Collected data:
◇ ◇ ◇ ◇ ◇ ◇ ◇
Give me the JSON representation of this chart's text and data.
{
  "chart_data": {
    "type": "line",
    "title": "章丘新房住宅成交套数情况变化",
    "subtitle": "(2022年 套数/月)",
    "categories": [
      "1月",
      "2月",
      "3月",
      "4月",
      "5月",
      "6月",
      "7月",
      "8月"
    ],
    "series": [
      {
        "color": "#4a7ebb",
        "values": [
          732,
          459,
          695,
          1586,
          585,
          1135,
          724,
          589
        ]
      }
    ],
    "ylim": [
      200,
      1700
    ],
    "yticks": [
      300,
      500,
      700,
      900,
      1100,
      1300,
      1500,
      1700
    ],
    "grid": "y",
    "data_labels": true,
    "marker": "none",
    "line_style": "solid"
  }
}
◇ ◇ ◇ ◇ ◇ ◇ ◇
### [TASK DETAILS]
Write out the entries in full, exactly as given.

### [THE RESULT]
Give me the JSON representation of this chart's text and data.
{
  "chart_data": {
    "type": "line",
    "title": "章丘新房住宅成交套数情况变化",
    "subtitle": "(2022年 套数/月)",
    "categories": [
      "1月",
      "2月",
      "3月",
      "4月",
      "5月",
      "6月",
      "7月",
      "8月"
    ],
    "series": [
      {
        "color": "#4a7ebb",
        "values": [
          732,
          459,
          695,
          1586,
          585,
          1135,
          724,
          589
        ]
      }
    ],
    "ylim": [
      200,
      1700
    ],
    "yticks": [
      300,
      500,
      700,
      900,
      1100,
      1300,
      1500,
      1700
    ],
    "grid": "y",
    "data_labels": true,
    "marker": "none",
    "line_style": "solid"
  }
}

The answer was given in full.